• _Directions_:
a) In the summoner thread below, list every class that the paragraph beginning "Others have argued" compares the summoner with.
b) Pick up the summoner thread below right after its last sentence.

• _Source passage_:
╭──
The argument is that the synthesist is shameful.  My argument is that the synthesist is actually weaker than the base summoner because it gives up quite a bit.  Losing the ability for the summoner to do something while the eidolon engages the enemies is a HUGE tradeoff.  Discounting it doesn't help your point.

Others have argued that your argument that the summoner is a "good target" is flawed, because the summoner has defensive capabilities, as well as the fact that he is not a Wizard - he's d8 / average BAB / with spellcasting.  That's comparable to a bard, monk, or rogue in terms of the class skeleton and he has ways to get away from those who would try to squish him.  You haven't really responded to that point and continue to go on about tangential points - the party protecting the summoner.  In my games, the melee guys protect the caster guys - I assume that's pretty standard combat tactics - toughies protect squishies.  I don't see how the summoner breaks that paradigm or is unique in any way.

My point boiled down is this: is it possible to introduce game imbalance with the Synthesist?  Yes.  Is it possible to introduce game imbalance with ANY of the other classes - core or otherwise?  Yes.  The synthesist / summoner is not unique in this regard and lampooning it as some sort of special case is unfair when a variety of other classes can be used to be decidedly overpowered.


----------



## Systole (Mar 6, 2012)

Bacris said:


> My point boiled down is this: is it possible to introduce game imbalance with the Synthesist? Yes. Is it possible to introduce game imbalance with ANY of the other classes - core or otherwise? Yes. The synthesist / summoner is not unique in this regard and lampooning it as some sort of special case is unfair when a variety of other classes can be used to be decidedly overpowered.




While I 99% agree with your point, I double-dog dare you to introduce game imbalance with a rogue.


----------



## Bacris (Mar 6, 2012)

Systole said:


> While I 99% agree with your point, I double-dog dare you to introduce game imbalance with a rogue.




I'll see what I can come up with.  I'll go with level 10 - the standard used in the DPR olympics - and I'll stick to Paizo-only material.


----------



## StreamOfTheSky (Mar 6, 2012)

Systole, you probably mean that it's difficult if not impossible to break the game with rogue.  But there's also the other meaning of "introduce game imbalance with a rogue."  That is, buff the ever loving hell out of them via houserules to try and make them as powerful as a wizard.  I can guarantee you, if anyone ever did that on any* messageboard, whether it be here, paizo, gleemax... they'd get eaten alive by the angry responses.  People get virulently upset at the thought of a mundane having utterly godlike powers (you know, like casters do).
╰──
• _Dataset extract_:
╭──
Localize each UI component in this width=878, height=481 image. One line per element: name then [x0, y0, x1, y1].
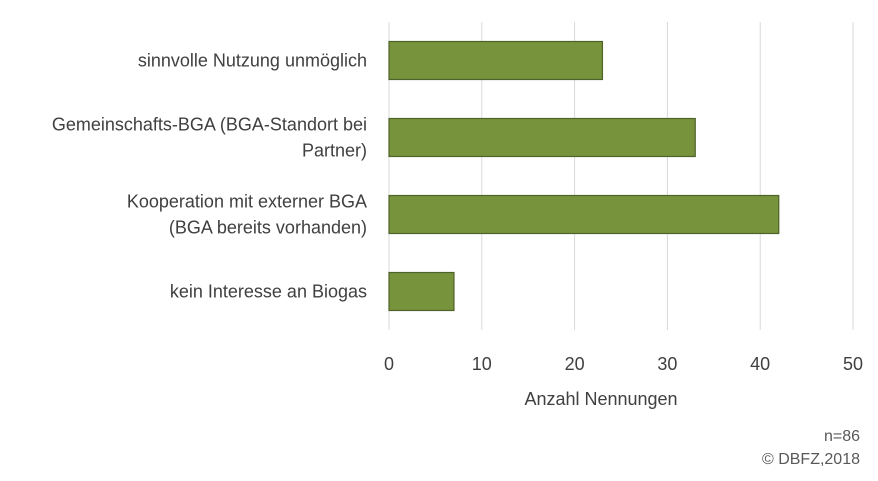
╰──
• _Responses for each task_:
a) Wizard, bard, monk, rogue

b)
*Well, I could see minmaxboards / brilliantgameologists gleefully cheering it on...


----------



## Systole (Mar 6, 2012)

Bacris said:


> I'll see what I can come up with. I'll go with level 10 - the standard used in the DPR olympics - and I'll stick to Paizo-only material.




Excellent.  I will be extremely impressed if you can.

You know, I might give it a go myself.  Hrm.


----------



## Bacris (Mar 6, 2012)

I'll admit to not being all that savvy on rogues, but I did a little bit of digging.

Here's a rogue setup that - at level 5 - can make any enemy that isn't immune to fear effects flee with no save.  Or be shaken permanently.  With no daily limit.



			
				prototype00 said:
			
		

> Human Rogue (Scout, Thug)
> 
> Feats:
> 1st: Weapon Finesse
> ...


----------



## Systole (Mar 6, 2012)

I made this thread so we don't clutter a synthesist thread with rogue optimization.


----------



## joah_from_Alberta (Mar 6, 2012)

Bacris, I can tell you are a prominent poster here on enworld and I just don't want to get dragged into a debate based on justifiable arguments.    

The synthesist is broken because it is easily exploitable, can tank it's physical attribs to maximize its spell casting (particularly nasty in points buy campaign).  The rules for the class are cryptic and complex.  (Not to mention that there are a new dirty tricks that are being used with the large/huge to normal size with magics.)  The biggest exploit I see in this class is the fact that you don't need to place anything in your physical score because your protective eidolon shelters you all day long.  This mechanic in itself makes this class far superior than a regular summoner who must points buy his character equally.  Not to mention the mobility granted to the synthesist. 

Heh heh,  the rogue would get eaten buy a min/maxed level 5 synthesist and you should know better.  Tell me, how does it feel to want to be right all the time?  Were you also defending the druid back in the day?  Is that how you accumulated so many posts and so much connaissance in dissecting other people's posts? Ah ha, enjoy playing your sythesist, I can't imagine how you role play and what decent game would allow such a monster.

*Admin here. Joah, one of the fundamental rules here is that you treat other people with politeness and respect, even when you don't agree with them. Heck, especially when you don't agree with them. Stop insulting people, please. I don't want to see this again.

Thanks. PM me with any questions.  -- Piratecat*

Cheers,


----------



## concerro (Mar 6, 2012)

joah_from_Alberta said:


> How bout instead of making an effort to protect another player character they make an effort to play their own characters.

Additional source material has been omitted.